[Figure data in JSON]
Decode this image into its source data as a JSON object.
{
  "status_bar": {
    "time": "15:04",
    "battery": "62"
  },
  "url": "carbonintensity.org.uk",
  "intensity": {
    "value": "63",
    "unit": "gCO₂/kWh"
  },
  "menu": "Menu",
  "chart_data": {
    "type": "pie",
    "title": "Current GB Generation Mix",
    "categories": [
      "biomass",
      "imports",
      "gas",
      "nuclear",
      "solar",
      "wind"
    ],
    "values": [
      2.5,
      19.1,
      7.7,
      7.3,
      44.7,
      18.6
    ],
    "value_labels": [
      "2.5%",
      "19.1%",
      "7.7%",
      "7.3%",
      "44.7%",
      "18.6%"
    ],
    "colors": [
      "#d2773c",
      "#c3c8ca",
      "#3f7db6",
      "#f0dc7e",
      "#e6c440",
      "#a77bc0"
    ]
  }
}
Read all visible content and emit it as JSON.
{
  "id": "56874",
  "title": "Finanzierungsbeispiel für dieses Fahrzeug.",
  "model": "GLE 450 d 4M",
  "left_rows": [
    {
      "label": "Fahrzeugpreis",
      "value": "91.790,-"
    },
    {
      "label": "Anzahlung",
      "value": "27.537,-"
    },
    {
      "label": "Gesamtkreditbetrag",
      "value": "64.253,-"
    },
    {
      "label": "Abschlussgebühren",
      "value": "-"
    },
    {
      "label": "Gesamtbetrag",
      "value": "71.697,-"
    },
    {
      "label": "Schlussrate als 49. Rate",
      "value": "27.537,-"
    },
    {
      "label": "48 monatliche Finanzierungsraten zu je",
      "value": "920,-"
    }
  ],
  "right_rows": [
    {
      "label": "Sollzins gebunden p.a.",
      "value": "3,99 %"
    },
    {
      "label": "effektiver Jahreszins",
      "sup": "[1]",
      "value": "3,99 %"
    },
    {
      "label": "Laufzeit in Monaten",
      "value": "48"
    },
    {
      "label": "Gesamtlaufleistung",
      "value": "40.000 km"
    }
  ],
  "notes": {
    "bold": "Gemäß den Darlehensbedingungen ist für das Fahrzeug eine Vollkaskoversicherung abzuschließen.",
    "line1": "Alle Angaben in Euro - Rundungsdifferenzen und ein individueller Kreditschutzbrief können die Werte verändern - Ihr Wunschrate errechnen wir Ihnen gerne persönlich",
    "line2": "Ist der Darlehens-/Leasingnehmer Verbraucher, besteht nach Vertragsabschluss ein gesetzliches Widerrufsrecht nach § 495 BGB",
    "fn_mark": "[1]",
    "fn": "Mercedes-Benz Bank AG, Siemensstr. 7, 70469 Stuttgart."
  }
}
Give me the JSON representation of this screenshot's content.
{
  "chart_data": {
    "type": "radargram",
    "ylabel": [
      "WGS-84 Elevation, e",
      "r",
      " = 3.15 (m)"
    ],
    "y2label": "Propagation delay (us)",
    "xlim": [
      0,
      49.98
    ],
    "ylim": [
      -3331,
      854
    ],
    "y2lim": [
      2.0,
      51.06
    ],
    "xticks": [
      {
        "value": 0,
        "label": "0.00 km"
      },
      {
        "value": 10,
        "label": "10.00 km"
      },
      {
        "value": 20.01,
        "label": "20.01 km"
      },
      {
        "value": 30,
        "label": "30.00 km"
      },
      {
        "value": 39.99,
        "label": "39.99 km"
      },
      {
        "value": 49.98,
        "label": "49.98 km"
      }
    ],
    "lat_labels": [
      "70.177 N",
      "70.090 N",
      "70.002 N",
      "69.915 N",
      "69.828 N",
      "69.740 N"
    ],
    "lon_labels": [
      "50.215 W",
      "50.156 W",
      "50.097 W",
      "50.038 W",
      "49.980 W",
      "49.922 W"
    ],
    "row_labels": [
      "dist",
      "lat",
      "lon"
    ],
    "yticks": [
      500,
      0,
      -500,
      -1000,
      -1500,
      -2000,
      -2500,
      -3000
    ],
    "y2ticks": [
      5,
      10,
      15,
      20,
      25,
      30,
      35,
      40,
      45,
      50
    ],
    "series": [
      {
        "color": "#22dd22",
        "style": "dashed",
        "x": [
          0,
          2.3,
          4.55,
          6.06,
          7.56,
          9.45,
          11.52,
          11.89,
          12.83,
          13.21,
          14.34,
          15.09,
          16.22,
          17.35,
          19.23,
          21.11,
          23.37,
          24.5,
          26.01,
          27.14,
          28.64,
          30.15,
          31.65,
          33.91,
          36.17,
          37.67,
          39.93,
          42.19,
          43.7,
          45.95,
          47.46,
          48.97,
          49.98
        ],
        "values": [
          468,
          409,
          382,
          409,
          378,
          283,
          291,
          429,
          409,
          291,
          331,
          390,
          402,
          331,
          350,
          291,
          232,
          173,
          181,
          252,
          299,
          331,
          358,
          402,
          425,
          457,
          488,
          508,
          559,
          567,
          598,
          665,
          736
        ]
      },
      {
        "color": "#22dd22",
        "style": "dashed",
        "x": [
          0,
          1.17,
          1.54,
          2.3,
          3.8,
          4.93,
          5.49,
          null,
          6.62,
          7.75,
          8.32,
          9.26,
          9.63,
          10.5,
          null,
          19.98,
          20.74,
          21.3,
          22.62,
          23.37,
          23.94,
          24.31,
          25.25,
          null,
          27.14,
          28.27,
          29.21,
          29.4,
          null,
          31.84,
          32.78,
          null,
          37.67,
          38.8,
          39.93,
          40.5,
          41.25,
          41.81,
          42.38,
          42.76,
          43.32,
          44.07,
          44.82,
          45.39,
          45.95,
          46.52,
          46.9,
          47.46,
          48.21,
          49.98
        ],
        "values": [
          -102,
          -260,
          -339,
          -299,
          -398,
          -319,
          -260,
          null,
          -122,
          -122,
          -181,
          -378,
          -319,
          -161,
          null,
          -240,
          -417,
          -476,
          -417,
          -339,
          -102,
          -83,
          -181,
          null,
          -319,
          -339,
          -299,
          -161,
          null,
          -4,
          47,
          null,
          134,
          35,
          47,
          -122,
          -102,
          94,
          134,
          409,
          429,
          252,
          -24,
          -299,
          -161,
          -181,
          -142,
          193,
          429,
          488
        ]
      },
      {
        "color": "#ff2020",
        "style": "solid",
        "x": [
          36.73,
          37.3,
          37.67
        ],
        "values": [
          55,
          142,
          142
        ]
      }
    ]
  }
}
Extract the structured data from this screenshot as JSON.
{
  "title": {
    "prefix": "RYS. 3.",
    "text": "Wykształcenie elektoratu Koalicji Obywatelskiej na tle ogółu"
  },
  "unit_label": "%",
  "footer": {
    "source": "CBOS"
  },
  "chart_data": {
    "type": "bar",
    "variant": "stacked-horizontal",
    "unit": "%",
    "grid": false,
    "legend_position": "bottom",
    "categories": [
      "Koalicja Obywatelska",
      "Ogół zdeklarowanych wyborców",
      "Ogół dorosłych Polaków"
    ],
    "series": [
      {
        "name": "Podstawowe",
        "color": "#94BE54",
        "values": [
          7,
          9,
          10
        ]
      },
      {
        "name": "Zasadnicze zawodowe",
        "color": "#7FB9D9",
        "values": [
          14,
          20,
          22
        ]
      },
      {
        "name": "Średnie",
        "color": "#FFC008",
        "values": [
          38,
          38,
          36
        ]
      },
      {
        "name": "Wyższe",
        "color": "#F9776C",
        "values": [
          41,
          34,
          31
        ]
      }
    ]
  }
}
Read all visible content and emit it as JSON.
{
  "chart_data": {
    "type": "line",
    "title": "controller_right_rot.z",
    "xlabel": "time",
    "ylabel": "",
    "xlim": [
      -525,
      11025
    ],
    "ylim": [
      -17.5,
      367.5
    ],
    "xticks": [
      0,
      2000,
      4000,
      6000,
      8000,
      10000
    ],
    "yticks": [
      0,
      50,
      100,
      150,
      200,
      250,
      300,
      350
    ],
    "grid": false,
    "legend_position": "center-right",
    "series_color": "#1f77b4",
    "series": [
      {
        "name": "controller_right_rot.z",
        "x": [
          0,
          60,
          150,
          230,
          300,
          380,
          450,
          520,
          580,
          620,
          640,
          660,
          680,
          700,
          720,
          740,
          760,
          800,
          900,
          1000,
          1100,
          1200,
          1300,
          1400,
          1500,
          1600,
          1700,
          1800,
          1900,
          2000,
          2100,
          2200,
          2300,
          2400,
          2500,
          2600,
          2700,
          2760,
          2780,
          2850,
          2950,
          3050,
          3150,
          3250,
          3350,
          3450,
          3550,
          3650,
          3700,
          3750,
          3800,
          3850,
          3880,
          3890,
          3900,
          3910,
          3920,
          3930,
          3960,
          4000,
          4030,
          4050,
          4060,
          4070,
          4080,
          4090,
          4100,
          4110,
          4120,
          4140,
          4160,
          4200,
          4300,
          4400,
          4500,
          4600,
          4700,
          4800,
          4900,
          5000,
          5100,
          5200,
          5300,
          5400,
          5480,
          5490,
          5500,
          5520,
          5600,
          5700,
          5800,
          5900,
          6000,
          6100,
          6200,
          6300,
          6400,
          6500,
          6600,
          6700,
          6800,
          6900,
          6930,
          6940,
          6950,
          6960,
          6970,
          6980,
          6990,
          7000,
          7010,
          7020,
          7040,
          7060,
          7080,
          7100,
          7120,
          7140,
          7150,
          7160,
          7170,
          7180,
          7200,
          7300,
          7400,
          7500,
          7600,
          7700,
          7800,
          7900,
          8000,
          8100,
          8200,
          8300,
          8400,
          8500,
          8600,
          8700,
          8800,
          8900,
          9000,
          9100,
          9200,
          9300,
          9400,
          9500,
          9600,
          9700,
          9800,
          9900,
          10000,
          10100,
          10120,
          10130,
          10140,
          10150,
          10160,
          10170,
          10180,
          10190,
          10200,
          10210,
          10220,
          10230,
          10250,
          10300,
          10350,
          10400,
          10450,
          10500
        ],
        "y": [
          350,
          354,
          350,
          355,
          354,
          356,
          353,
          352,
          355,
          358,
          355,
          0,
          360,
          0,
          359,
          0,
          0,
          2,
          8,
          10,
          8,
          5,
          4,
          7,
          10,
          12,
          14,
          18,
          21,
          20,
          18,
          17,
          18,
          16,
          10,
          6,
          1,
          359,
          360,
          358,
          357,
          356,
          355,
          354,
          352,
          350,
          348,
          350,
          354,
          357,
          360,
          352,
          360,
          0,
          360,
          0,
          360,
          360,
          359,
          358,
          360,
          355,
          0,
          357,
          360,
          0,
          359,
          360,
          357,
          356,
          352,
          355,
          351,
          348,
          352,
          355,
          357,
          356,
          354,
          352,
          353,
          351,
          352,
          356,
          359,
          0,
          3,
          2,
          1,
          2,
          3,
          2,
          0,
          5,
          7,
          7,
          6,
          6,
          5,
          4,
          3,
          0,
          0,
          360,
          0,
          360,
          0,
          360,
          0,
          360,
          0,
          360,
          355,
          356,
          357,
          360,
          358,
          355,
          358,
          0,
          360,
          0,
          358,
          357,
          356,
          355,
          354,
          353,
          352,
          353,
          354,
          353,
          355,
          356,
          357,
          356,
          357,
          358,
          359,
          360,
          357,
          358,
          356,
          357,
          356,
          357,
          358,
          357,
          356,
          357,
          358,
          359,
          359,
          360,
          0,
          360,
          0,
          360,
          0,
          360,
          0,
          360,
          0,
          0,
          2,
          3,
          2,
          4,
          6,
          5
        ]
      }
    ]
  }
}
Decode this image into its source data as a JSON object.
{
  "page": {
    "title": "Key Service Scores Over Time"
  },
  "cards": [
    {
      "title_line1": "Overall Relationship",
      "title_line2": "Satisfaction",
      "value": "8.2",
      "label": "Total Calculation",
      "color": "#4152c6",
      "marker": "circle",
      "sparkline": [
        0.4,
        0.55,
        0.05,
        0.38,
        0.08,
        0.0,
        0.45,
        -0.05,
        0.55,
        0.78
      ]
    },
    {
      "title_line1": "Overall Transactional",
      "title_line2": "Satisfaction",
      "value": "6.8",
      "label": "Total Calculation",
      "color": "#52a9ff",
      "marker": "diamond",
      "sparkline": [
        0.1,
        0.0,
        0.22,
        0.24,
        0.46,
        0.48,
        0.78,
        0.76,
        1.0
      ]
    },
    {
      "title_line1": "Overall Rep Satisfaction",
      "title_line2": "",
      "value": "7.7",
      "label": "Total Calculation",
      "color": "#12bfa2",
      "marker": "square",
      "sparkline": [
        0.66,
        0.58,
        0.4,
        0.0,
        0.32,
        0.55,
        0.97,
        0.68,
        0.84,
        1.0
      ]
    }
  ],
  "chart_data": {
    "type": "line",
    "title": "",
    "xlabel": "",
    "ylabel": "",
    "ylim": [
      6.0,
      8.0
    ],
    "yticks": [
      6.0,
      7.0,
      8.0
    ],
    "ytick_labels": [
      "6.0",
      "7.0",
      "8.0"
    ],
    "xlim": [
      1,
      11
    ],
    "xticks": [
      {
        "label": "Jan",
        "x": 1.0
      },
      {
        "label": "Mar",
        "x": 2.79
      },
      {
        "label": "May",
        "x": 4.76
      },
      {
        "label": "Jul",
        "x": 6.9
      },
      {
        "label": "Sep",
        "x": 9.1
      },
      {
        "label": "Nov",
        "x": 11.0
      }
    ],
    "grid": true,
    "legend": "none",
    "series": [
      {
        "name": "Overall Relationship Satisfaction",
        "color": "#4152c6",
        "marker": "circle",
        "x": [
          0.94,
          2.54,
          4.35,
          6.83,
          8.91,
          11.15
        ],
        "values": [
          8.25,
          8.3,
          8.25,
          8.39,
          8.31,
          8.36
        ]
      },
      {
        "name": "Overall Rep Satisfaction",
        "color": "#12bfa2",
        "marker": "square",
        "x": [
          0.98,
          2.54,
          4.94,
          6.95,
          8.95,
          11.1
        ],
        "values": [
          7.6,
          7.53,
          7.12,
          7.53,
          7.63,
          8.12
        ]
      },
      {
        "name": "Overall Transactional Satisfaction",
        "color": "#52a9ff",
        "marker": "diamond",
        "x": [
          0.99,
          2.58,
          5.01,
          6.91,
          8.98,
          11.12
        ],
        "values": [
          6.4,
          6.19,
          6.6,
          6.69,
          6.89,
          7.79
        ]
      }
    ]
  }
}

## WHAT IS ASKED
Above are the records; copy every line in them that holds the word "Satisfaction".

## OUTPUT BELOW
      "title_line2": "Satisfaction",
      "title_line2": "Satisfaction",
      "title_line1": "Overall Rep Satisfaction",
        "name": "Overall Relationship Satisfaction",
        "name": "Overall Rep Satisfaction",
        "name": "Overall Transactional Satisfaction",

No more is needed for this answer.